▼
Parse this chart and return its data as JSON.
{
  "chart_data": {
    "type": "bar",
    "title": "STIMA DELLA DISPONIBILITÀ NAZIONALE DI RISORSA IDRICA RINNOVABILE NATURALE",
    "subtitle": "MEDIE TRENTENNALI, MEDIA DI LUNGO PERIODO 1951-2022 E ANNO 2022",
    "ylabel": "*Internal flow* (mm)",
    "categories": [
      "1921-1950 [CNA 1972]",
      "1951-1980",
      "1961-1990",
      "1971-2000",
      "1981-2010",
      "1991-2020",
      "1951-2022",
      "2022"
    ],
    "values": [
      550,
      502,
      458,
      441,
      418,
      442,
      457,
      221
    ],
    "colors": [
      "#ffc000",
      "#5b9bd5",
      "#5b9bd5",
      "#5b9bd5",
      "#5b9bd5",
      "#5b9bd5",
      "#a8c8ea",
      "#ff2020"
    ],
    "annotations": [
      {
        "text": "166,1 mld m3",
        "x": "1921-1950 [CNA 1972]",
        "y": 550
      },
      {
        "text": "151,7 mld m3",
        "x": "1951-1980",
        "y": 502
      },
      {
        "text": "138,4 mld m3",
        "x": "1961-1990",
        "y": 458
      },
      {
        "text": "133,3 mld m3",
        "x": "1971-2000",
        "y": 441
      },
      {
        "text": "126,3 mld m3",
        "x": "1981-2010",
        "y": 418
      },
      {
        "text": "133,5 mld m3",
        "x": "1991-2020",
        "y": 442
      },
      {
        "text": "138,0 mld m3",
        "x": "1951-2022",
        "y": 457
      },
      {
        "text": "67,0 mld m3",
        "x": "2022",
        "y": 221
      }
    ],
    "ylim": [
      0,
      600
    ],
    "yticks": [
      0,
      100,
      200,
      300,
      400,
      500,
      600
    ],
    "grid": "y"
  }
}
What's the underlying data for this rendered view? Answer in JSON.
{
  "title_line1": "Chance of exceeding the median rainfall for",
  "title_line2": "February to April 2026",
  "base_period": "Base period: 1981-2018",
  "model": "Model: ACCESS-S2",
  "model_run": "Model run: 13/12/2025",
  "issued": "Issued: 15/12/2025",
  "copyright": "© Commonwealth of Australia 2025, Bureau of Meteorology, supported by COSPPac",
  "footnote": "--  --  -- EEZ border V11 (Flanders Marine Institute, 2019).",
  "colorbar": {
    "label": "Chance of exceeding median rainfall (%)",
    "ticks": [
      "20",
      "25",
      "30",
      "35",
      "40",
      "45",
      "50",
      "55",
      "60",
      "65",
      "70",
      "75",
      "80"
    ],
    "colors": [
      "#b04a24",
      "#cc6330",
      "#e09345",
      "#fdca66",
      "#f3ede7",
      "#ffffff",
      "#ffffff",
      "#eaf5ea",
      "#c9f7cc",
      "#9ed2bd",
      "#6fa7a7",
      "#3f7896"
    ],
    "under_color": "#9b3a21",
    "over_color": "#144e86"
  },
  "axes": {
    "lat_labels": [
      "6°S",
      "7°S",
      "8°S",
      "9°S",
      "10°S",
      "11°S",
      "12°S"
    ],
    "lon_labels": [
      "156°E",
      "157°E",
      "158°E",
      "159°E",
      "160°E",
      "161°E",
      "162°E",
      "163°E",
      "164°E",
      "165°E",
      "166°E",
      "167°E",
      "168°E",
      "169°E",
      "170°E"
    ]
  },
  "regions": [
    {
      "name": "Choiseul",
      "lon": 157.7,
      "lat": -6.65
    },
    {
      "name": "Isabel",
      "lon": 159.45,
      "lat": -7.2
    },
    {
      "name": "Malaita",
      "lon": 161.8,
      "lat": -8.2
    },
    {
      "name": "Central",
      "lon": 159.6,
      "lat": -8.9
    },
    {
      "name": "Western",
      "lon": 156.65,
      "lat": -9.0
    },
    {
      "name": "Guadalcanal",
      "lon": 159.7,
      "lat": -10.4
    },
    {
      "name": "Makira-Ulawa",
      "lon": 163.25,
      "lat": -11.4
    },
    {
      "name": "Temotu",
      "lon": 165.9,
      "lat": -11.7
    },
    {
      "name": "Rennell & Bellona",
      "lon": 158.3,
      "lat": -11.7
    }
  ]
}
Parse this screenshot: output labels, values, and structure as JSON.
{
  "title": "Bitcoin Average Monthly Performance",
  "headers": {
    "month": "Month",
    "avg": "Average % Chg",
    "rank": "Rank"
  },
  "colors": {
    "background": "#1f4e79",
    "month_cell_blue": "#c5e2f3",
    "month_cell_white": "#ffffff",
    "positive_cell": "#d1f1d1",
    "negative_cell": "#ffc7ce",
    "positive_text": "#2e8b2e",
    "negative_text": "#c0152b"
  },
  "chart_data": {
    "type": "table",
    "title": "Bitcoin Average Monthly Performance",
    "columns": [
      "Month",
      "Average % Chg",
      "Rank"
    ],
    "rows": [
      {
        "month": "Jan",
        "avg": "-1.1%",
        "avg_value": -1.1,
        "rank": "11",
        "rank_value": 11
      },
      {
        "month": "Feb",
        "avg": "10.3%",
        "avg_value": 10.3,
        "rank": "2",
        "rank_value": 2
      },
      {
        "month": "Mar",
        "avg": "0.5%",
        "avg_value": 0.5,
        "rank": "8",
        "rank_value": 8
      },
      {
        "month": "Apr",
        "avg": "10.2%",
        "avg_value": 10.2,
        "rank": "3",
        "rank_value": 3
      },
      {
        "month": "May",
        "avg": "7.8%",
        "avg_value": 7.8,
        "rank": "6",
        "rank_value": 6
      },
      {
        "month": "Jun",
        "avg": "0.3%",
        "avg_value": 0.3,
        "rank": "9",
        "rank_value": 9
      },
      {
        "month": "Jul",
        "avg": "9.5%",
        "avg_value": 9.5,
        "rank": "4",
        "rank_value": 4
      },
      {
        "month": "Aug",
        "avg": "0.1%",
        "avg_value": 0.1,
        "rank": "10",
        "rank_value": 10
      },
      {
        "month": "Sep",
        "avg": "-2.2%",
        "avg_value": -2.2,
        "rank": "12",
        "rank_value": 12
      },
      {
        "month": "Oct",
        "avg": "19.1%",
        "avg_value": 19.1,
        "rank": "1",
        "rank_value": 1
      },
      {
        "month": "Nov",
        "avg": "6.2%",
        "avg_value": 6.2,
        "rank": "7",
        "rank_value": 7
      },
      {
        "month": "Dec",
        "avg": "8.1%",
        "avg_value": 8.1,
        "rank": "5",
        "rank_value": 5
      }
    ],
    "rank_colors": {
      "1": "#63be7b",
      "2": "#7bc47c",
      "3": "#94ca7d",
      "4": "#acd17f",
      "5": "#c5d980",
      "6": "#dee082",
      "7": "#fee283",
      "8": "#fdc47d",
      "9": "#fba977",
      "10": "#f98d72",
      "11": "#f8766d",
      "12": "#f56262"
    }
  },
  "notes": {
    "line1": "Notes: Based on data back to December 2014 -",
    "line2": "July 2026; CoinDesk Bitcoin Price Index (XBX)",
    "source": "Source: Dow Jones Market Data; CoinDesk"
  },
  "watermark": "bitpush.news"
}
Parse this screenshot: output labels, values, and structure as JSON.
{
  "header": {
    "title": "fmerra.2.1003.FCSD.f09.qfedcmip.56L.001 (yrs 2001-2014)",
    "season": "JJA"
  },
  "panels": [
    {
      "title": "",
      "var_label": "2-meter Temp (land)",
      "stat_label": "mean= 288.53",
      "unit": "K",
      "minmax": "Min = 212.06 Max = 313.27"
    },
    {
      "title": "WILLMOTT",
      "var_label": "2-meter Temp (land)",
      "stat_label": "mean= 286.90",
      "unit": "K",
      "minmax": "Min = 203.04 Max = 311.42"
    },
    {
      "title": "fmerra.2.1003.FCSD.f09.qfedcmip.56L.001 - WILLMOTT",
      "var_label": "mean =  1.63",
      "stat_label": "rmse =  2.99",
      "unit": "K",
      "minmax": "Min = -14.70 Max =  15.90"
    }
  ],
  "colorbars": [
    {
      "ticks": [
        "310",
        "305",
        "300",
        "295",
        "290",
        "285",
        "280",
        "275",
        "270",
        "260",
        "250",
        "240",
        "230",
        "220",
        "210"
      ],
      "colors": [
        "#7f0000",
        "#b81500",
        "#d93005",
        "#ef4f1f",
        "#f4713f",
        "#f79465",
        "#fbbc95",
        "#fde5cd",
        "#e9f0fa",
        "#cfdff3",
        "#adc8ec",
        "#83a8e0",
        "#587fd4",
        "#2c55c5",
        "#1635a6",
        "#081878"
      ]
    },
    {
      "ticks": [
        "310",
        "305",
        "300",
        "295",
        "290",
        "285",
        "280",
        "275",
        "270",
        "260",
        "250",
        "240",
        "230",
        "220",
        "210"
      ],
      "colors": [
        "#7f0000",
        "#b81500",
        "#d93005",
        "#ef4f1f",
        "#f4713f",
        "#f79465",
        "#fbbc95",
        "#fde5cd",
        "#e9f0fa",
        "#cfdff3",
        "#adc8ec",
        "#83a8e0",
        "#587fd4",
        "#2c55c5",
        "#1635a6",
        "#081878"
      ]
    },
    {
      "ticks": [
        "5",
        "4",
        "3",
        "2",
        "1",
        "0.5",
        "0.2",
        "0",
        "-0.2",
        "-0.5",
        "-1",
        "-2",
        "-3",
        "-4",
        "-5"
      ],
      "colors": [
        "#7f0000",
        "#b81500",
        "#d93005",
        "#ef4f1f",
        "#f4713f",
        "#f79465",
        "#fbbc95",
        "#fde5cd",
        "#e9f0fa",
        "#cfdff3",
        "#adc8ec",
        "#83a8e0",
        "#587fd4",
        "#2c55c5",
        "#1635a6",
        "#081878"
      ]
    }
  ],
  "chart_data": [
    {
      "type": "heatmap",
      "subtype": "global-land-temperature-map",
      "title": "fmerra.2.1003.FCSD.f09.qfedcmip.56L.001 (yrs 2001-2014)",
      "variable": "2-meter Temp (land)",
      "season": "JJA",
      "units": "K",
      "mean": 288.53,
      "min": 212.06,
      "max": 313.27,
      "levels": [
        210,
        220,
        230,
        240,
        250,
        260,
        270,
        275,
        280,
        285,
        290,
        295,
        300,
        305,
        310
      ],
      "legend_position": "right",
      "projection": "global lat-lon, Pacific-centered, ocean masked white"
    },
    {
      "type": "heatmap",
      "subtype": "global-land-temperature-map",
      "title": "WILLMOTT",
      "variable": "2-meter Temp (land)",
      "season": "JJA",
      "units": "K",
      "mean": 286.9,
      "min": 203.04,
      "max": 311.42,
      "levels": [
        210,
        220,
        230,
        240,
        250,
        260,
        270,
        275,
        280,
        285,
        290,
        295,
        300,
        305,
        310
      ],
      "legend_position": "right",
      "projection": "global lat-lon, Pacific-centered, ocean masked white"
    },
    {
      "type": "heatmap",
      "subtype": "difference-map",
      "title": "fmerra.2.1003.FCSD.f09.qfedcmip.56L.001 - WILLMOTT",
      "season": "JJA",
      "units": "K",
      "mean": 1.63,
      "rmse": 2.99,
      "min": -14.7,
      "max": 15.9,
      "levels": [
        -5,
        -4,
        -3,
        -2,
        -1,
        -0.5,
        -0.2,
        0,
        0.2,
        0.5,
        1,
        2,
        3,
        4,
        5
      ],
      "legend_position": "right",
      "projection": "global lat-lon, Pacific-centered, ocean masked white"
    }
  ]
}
▲
Task statement:
Go through the records. Copy each line where "mean" appears.

Exercise response:
      "stat_label": "mean= 288.53",
      "stat_label": "mean= 286.90",
      "var_label": "mean =  1.63",
      "mean": 288.53,
      "mean": 286.9,
      "mean": 1.63,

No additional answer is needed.